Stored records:
━━━━━━━━━━━━━━━━━━━━

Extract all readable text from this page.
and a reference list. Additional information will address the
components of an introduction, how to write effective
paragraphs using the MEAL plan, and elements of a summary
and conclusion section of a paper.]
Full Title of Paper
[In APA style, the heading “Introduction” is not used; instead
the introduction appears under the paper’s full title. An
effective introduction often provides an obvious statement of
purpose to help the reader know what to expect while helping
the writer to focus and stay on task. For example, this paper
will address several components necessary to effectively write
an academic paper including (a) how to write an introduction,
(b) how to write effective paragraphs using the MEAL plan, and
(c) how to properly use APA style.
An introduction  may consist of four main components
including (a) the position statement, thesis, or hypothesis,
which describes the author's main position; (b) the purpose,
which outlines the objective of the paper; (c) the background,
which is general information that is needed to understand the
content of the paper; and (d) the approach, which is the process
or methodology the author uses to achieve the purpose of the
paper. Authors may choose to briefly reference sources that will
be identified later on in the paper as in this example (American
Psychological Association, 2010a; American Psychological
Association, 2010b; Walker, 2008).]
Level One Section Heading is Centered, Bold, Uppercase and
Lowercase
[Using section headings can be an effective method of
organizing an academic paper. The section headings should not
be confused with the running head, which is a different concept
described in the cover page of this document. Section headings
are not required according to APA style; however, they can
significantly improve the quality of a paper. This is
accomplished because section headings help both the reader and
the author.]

━━━━━━━━━━━━━━━━━━━━

PROBLEM STATEMENT: Report all lines of the material that contain the word "Association".

WRITTEN SOLUTION:
Psychological Association, 2010a; American Psychological
Association, 2010b; Walker, 2008).]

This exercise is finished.